** What the task requires **
Lines that include the word "name" are the ones to copy.

---*---

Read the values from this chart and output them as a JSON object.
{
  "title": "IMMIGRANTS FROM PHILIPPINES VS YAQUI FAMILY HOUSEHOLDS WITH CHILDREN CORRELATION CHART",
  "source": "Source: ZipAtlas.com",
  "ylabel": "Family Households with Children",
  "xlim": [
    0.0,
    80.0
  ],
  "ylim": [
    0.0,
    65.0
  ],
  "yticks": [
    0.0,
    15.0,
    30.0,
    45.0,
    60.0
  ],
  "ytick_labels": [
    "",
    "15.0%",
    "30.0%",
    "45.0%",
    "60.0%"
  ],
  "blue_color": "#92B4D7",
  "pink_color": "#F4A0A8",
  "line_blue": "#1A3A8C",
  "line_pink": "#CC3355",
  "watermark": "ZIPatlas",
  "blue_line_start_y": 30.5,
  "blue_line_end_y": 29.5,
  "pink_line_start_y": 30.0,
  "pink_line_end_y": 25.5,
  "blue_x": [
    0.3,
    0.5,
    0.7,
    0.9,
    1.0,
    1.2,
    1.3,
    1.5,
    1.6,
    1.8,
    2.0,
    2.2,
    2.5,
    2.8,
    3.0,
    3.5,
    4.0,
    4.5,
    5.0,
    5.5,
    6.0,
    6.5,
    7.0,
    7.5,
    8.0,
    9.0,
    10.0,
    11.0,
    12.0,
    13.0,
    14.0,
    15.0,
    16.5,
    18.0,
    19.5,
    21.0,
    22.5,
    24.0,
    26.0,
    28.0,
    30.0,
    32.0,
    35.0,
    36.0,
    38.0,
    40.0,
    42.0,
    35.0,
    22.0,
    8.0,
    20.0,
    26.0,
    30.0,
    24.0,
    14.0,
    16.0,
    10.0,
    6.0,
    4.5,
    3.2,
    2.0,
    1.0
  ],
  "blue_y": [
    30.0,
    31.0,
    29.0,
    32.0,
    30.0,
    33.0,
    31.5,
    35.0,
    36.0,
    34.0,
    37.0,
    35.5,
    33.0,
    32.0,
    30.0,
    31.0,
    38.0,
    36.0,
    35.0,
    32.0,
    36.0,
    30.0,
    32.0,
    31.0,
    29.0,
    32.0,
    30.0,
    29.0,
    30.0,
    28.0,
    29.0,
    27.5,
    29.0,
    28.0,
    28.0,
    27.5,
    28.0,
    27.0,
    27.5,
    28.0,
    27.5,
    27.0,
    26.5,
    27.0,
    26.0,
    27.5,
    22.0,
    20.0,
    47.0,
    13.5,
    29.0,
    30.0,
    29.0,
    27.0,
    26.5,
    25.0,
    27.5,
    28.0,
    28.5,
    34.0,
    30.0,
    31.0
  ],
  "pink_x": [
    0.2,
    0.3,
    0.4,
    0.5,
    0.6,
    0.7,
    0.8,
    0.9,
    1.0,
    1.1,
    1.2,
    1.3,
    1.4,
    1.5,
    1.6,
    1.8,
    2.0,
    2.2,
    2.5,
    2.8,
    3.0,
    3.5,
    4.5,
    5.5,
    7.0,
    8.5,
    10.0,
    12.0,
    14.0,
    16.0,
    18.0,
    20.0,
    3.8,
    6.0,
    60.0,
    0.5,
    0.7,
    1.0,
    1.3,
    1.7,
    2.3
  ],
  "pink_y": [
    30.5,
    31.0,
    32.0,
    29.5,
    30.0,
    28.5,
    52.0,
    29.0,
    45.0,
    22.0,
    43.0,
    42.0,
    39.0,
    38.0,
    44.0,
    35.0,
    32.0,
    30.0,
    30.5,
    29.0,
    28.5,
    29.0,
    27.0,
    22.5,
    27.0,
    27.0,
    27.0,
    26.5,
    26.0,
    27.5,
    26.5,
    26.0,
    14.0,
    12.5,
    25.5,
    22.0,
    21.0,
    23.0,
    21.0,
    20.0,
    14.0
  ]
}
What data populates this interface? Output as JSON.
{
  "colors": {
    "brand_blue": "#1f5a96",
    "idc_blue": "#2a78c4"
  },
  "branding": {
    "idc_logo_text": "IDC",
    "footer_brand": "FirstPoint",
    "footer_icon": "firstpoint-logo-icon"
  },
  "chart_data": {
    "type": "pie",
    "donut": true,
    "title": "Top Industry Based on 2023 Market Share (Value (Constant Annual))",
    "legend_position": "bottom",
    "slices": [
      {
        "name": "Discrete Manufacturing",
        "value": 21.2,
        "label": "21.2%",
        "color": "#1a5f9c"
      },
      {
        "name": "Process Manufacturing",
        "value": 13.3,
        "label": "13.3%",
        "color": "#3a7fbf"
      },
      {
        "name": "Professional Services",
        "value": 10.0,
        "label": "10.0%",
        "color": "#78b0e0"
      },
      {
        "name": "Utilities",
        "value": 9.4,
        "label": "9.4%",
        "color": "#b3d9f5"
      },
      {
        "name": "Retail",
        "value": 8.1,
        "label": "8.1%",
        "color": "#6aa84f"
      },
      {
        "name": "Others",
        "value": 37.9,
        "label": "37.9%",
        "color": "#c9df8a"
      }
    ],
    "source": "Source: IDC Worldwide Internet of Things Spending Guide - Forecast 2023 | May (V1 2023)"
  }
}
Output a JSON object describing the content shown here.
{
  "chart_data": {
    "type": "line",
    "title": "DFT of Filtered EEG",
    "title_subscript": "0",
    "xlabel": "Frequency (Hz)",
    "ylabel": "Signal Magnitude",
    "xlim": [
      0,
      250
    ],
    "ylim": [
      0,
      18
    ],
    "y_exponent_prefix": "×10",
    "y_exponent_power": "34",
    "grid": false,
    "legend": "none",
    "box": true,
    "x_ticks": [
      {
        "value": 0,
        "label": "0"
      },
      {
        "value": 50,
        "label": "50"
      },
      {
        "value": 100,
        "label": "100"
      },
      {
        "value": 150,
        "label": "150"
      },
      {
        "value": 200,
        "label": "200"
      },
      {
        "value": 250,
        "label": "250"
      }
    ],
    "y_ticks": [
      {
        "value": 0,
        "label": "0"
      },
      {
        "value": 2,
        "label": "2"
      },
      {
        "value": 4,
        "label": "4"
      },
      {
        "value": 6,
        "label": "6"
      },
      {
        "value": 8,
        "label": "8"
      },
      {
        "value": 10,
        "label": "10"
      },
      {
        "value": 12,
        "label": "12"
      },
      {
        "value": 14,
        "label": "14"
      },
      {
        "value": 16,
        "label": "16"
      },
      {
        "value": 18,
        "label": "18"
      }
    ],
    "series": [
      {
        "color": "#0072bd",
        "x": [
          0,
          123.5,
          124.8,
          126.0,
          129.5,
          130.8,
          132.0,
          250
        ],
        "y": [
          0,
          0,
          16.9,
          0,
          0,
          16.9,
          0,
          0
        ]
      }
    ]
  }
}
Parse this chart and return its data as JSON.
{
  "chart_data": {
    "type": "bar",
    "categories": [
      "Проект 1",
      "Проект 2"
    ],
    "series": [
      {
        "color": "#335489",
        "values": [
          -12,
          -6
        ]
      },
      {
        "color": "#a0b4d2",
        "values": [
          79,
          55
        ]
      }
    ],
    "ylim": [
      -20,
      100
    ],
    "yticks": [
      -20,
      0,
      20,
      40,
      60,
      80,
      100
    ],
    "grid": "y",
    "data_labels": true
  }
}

---*---

** Full answer **
        "name": "Discrete Manufacturing",
        "name": "Process Manufacturing",
        "name": "Professional Services",
        "name": "Utilities",
        "name": "Retail",
        "name": "Others",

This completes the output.